• [Data supplied]
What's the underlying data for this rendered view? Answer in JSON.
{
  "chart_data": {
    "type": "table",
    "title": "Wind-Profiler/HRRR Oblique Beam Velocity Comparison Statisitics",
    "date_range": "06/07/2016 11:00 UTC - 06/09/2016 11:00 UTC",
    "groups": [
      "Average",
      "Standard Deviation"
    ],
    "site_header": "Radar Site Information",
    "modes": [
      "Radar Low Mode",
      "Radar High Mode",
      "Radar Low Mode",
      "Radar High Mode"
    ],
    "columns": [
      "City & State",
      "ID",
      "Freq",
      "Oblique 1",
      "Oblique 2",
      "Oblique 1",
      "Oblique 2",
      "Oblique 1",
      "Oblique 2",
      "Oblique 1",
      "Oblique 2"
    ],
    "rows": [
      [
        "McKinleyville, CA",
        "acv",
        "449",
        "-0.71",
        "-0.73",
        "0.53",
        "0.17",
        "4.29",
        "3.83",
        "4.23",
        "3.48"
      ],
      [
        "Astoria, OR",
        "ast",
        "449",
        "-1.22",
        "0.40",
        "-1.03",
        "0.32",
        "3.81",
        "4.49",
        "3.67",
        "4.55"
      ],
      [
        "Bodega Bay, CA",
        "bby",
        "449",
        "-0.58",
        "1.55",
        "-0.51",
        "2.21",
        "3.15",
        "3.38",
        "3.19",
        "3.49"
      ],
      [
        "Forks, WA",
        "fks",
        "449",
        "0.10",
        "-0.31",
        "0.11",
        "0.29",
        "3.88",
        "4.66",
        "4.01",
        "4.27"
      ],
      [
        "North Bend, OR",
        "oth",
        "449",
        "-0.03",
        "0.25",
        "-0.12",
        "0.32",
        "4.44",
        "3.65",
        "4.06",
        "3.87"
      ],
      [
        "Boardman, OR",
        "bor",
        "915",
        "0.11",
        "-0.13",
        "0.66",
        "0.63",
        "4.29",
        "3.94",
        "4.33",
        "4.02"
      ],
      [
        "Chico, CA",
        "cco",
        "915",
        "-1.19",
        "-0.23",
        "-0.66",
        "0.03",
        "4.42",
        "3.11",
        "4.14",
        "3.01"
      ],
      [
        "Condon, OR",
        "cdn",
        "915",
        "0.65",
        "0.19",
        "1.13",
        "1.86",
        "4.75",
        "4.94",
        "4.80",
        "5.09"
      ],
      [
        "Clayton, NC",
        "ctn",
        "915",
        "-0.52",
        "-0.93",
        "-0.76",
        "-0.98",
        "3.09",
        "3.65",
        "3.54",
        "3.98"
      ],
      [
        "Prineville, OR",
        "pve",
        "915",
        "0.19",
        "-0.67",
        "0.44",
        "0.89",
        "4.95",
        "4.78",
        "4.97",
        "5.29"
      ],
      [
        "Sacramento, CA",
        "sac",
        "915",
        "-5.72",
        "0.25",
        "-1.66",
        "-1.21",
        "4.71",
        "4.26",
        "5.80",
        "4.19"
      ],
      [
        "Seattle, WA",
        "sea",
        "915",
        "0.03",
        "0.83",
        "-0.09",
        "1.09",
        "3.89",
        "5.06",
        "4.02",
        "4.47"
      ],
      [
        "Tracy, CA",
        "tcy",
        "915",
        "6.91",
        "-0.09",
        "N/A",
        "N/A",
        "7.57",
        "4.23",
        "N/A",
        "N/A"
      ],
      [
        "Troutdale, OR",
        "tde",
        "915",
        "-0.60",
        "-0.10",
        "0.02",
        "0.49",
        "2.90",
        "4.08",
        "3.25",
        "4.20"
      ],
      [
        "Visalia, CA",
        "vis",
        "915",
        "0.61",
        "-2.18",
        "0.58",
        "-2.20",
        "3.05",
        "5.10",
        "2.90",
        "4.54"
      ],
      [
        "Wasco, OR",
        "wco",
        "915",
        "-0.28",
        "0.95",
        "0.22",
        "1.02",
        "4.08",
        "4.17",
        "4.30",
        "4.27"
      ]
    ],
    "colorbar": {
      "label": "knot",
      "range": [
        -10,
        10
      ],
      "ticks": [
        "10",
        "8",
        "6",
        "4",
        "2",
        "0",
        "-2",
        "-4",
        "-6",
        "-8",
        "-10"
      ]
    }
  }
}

• [Problem details]
From the records above, extract every entry verbatim.

• [Result for this exercise]
What's the underlying data for this rendered view? Answer in JSON.
{
  "chart_data": {
    "type": "table",
    "title": "Wind-Profiler/HRRR Oblique Beam Velocity Comparison Statisitics",
    "date_range": "06/07/2016 11:00 UTC - 06/09/2016 11:00 UTC",
    "groups": [
      "Average",
      "Standard Deviation"
    ],
    "site_header": "Radar Site Information",
    "modes": [
      "Radar Low Mode",
      "Radar High Mode",
      "Radar Low Mode",
      "Radar High Mode"
    ],
    "columns": [
      "City & State",
      "ID",
      "Freq",
      "Oblique 1",
      "Oblique 2",
      "Oblique 1",
      "Oblique 2",
      "Oblique 1",
      "Oblique 2",
      "Oblique 1",
      "Oblique 2"
    ],
    "rows": [
      [
        "McKinleyville, CA",
        "acv",
        "449",
        "-0.71",
        "-0.73",
        "0.53",
        "0.17",
        "4.29",
        "3.83",
        "4.23",
        "3.48"
      ],
      [
        "Astoria, OR",
        "ast",
        "449",
        "-1.22",
        "0.40",
        "-1.03",
        "0.32",
        "3.81",
        "4.49",
        "3.67",
        "4.55"
      ],
      [
        "Bodega Bay, CA",
        "bby",
        "449",
        "-0.58",
        "1.55",
        "-0.51",
        "2.21",
        "3.15",
        "3.38",
        "3.19",
        "3.49"
      ],
      [
        "Forks, WA",
        "fks",
        "449",
        "0.10",
        "-0.31",
        "0.11",
        "0.29",
        "3.88",
        "4.66",
        "4.01",
        "4.27"
      ],
      [
        "North Bend, OR",
        "oth",
        "449",
        "-0.03",
        "0.25",
        "-0.12",
        "0.32",
        "4.44",
        "3.65",
        "4.06",
        "3.87"
      ],
      [
        "Boardman, OR",
        "bor",
        "915",
        "0.11",
        "-0.13",
        "0.66",
        "0.63",
        "4.29",
        "3.94",
        "4.33",
        "4.02"
      ],
      [
        "Chico, CA",
        "cco",
        "915",
        "-1.19",
        "-0.23",
        "-0.66",
        "0.03",
        "4.42",
        "3.11",
        "4.14",
        "3.01"
      ],
      [
        "Condon, OR",
        "cdn",
        "915",
        "0.65",
        "0.19",
        "1.13",
        "1.86",
        "4.75",
        "4.94",
        "4.80",
        "5.09"
      ],
      [
        "Clayton, NC",
        "ctn",
        "915",
        "-0.52",
        "-0.93",
        "-0.76",
        "-0.98",
        "3.09",
        "3.65",
        "3.54",
        "3.98"
      ],
      [
        "Prineville, OR",
        "pve",
        "915",
        "0.19",
        "-0.67",
        "0.44",
        "0.89",
        "4.95",
        "4.78",
        "4.97",
        "5.29"
      ],
      [
        "Sacramento, CA",
        "sac",
        "915",
        "-5.72",
        "0.25",
        "-1.66",
        "-1.21",
        "4.71",
        "4.26",
        "5.80",
        "4.19"
      ],
      [
        "Seattle, WA",
        "sea",
        "915",
        "0.03",
        "0.83",
        "-0.09",
        "1.09",
        "3.89",
        "5.06",
        "4.02",
        "4.47"
      ],
      [
        "Tracy, CA",
        "tcy",
        "915",
        "6.91",
        "-0.09",
        "N/A",
        "N/A",
        "7.57",
        "4.23",
        "N/A",
        "N/A"
      ],
      [
        "Troutdale, OR",
        "tde",
        "915",
        "-0.60",
        "-0.10",
        "0.02",
        "0.49",
        "2.90",
        "4.08",
        "3.25",
        "4.20"
      ],
      [
        "Visalia, CA",
        "vis",
        "915",
        "0.61",
        "-2.18",
        "0.58",
        "-2.20",
        "3.05",
        "5.10",
        "2.90",
        "4.54"
      ],
      [
        "Wasco, OR",
        "wco",
        "915",
        "-0.28",
        "0.95",
        "0.22",
        "1.02",
        "4.08",
        "4.17",
        "4.30",
        "4.27"
      ]
    ],
    "colorbar": {
      "label": "knot",
      "range": [
        -10,
        10
      ],
      "ticks": [
        "10",
        "8",
        "6",
        "4",
        "2",
        "0",
        "-2",
        "-4",
        "-6",
        "-8",
        "-10"
      ]
    }
  }
}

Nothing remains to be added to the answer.